[A block of data]

'''

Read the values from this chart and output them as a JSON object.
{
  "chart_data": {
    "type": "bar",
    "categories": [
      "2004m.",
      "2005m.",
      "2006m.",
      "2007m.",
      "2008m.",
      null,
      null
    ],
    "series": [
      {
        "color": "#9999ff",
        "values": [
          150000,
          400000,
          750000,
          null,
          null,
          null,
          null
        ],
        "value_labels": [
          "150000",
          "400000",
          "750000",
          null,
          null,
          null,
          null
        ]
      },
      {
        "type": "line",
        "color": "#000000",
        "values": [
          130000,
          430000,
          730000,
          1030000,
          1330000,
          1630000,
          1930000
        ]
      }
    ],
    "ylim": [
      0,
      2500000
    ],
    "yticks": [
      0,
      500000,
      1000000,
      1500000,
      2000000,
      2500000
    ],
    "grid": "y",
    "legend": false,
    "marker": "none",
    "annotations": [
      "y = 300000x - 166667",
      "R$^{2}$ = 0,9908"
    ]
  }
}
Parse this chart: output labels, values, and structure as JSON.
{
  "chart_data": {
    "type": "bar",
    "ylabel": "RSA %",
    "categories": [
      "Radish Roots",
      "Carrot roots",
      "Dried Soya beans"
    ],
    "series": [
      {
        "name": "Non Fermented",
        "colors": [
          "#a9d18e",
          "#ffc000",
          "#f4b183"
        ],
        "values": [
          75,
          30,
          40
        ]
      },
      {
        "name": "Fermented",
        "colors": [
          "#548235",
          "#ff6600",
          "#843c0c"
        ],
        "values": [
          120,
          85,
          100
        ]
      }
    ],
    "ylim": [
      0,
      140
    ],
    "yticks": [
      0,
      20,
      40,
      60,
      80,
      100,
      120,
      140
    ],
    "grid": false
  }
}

'''
'''

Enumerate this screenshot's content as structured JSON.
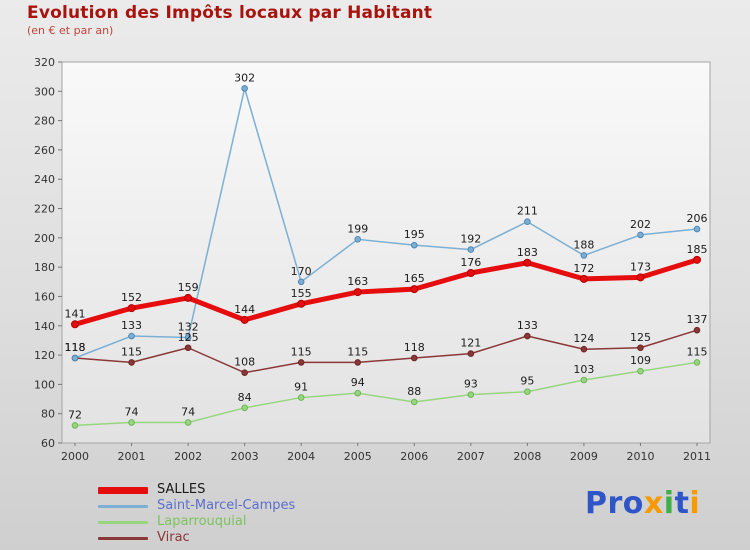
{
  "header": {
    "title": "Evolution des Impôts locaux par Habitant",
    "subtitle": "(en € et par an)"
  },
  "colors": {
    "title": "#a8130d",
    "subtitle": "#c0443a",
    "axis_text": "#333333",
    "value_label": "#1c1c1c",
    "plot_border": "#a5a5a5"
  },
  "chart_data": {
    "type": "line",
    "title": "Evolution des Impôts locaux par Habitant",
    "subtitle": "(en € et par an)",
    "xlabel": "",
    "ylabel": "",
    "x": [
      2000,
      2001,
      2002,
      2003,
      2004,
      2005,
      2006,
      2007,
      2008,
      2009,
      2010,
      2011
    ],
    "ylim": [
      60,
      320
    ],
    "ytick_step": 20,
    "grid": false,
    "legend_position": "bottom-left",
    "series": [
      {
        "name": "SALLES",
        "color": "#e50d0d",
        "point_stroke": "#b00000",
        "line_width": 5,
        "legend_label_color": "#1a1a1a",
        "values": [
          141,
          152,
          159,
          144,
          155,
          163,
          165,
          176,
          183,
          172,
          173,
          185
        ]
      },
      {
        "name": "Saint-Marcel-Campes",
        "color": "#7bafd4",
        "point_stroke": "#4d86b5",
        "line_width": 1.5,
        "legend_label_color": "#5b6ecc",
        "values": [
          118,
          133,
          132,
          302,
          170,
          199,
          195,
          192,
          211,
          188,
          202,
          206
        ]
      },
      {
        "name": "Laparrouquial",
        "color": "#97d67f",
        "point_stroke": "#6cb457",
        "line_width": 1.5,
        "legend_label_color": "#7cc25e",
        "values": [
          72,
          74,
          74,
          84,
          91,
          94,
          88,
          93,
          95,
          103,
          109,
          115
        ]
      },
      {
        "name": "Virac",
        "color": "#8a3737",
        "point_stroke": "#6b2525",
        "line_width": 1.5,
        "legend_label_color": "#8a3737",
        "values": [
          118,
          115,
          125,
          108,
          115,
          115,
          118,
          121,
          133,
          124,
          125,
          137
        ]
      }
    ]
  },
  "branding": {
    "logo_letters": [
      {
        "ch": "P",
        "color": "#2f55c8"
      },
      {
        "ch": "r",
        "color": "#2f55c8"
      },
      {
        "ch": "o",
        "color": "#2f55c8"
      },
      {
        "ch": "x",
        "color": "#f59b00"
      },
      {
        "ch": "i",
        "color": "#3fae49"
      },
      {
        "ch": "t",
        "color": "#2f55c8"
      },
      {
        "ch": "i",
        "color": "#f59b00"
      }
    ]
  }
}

'''

- Task prompt -
Copy down every line of the material above that includes the string "JSON".

- Result for this task -
Read the values from this chart and output them as a JSON object.
Parse this chart: output labels, values, and structure as JSON.
Enumerate this screenshot's content as structured JSON.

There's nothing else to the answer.